_Records that describe figures_
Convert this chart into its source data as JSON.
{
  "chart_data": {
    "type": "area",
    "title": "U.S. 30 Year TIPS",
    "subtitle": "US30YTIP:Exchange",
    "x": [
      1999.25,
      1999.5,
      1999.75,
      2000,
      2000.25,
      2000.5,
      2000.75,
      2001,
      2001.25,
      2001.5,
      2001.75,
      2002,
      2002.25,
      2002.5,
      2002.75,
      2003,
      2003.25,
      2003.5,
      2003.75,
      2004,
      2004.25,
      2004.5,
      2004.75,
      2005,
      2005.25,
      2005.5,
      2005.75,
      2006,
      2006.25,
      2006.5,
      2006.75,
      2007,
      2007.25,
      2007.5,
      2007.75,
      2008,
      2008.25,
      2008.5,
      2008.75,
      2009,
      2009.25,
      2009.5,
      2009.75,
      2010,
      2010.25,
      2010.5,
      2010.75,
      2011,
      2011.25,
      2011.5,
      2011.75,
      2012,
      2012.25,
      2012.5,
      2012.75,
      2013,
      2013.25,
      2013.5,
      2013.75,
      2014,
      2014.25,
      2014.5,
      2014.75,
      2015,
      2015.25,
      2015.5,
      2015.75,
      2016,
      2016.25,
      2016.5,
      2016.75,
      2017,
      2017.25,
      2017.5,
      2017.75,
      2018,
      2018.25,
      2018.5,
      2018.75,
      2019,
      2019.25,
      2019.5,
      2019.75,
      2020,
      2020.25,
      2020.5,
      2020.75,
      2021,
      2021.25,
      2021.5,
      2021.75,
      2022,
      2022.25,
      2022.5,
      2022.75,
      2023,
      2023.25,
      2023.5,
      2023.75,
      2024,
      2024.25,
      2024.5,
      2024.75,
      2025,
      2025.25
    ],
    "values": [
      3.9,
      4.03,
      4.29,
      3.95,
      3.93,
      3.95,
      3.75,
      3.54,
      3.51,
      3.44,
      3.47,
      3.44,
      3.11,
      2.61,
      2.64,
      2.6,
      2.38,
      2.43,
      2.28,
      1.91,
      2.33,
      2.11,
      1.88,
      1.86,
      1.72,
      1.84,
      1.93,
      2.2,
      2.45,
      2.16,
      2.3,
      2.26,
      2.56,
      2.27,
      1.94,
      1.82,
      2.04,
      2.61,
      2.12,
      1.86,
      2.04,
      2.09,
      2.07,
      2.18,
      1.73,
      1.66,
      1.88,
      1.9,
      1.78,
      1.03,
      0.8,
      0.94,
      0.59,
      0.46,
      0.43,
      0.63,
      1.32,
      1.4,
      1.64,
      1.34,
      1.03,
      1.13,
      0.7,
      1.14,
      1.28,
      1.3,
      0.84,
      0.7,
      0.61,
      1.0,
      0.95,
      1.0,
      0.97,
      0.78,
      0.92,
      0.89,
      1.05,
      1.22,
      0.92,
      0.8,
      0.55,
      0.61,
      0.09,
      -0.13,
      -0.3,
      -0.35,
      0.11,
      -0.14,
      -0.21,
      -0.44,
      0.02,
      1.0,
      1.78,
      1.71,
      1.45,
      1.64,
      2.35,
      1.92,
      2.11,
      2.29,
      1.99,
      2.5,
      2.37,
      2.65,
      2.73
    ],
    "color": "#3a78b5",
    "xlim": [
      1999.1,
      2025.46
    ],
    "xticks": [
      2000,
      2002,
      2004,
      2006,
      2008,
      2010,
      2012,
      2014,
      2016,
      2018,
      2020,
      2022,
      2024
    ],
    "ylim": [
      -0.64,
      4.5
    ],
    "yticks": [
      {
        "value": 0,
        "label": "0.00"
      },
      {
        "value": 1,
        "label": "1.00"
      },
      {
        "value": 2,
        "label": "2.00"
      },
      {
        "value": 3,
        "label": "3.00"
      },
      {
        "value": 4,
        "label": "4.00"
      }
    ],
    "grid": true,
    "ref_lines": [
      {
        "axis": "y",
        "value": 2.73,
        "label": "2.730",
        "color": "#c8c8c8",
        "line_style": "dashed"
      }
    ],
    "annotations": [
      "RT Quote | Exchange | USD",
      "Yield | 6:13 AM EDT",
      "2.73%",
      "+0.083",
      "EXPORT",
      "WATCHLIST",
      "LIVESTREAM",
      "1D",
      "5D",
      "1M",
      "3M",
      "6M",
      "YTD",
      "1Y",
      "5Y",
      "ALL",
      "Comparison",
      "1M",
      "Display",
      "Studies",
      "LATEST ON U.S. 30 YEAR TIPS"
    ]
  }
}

_OBJECTIVE_
Reproduce the listing above word for word.

_RESPONSE BELOW_
Convert this chart into its source data as JSON.
{
  "chart_data": {
    "type": "area",
    "title": "U.S. 30 Year TIPS",
    "subtitle": "US30YTIP:Exchange",
    "x": [
      1999.25,
      1999.5,
      1999.75,
      2000,
      2000.25,
      2000.5,
      2000.75,
      2001,
      2001.25,
      2001.5,
      2001.75,
      2002,
      2002.25,
      2002.5,
      2002.75,
      2003,
      2003.25,
      2003.5,
      2003.75,
      2004,
      2004.25,
      2004.5,
      2004.75,
      2005,
      2005.25,
      2005.5,
      2005.75,
      2006,
      2006.25,
      2006.5,
      2006.75,
      2007,
      2007.25,
      2007.5,
      2007.75,
      2008,
      2008.25,
      2008.5,
      2008.75,
      2009,
      2009.25,
      2009.5,
      2009.75,
      2010,
      2010.25,
      2010.5,
      2010.75,
      2011,
      2011.25,
      2011.5,
      2011.75,
      2012,
      2012.25,
      2012.5,
      2012.75,
      2013,
      2013.25,
      2013.5,
      2013.75,
      2014,
      2014.25,
      2014.5,
      2014.75,
      2015,
      2015.25,
      2015.5,
      2015.75,
      2016,
      2016.25,
      2016.5,
      2016.75,
      2017,
      2017.25,
      2017.5,
      2017.75,
      2018,
      2018.25,
      2018.5,
      2018.75,
      2019,
      2019.25,
      2019.5,
      2019.75,
      2020,
      2020.25,
      2020.5,
      2020.75,
      2021,
      2021.25,
      2021.5,
      2021.75,
      2022,
      2022.25,
      2022.5,
      2022.75,
      2023,
      2023.25,
      2023.5,
      2023.75,
      2024,
      2024.25,
      2024.5,
      2024.75,
      2025,
      2025.25
    ],
    "values": [
      3.9,
      4.03,
      4.29,
      3.95,
      3.93,
      3.95,
      3.75,
      3.54,
      3.51,
      3.44,
      3.47,
      3.44,
      3.11,
      2.61,
      2.64,
      2.6,
      2.38,
      2.43,
      2.28,
      1.91,
      2.33,
      2.11,
      1.88,
      1.86,
      1.72,
      1.84,
      1.93,
      2.2,
      2.45,
      2.16,
      2.3,
      2.26,
      2.56,
      2.27,
      1.94,
      1.82,
      2.04,
      2.61,
      2.12,
      1.86,
      2.04,
      2.09,
      2.07,
      2.18,
      1.73,
      1.66,
      1.88,
      1.9,
      1.78,
      1.03,
      0.8,
      0.94,
      0.59,
      0.46,
      0.43,
      0.63,
      1.32,
      1.4,
      1.64,
      1.34,
      1.03,
      1.13,
      0.7,
      1.14,
      1.28,
      1.3,
      0.84,
      0.7,
      0.61,
      1.0,
      0.95,
      1.0,
      0.97,
      0.78,
      0.92,
      0.89,
      1.05,
      1.22,
      0.92,
      0.8,
      0.55,
      0.61,
      0.09,
      -0.13,
      -0.3,
      -0.35,
      0.11,
      -0.14,
      -0.21,
      -0.44,
      0.02,
      1.0,
      1.78,
      1.71,
      1.45,
      1.64,
      2.35,
      1.92,
      2.11,
      2.29,
      1.99,
      2.5,
      2.37,
      2.65,
      2.73
    ],
    "color": "#3a78b5",
    "xlim": [
      1999.1,
      2025.46
    ],
    "xticks": [
      2000,
      2002,
      2004,
      2006,
      2008,
      2010,
      2012,
      2014,
      2016,
      2018,
      2020,
      2022,
      2024
    ],
    "ylim": [
      -0.64,
      4.5
    ],
    "yticks": [
      {
        "value": 0,
        "label": "0.00"
      },
      {
        "value": 1,
        "label": "1.00"
      },
      {
        "value": 2,
        "label": "2.00"
      },
      {
        "value": 3,
        "label": "3.00"
      },
      {
        "value": 4,
        "label": "4.00"
      }
    ],
    "grid": true,
    "ref_lines": [
      {
        "axis": "y",
        "value": 2.73,
        "label": "2.730",
        "color": "#c8c8c8",
        "line_style": "dashed"
      }
    ],
    "annotations": [
      "RT Quote | Exchange | USD",
      "Yield | 6:13 AM EDT",
      "2.73%",
      "+0.083",
      "EXPORT",
      "WATCHLIST",
      "LIVESTREAM",
      "1D",
      "5D",
      "1M",
      "3M",
      "6M",
      "YTD",
      "1Y",
      "5Y",
      "ALL",
      "Comparison",
      "1M",
      "Display",
      "Studies",
      "LATEST ON U.S. 30 YEAR TIPS"
    ]
  }
}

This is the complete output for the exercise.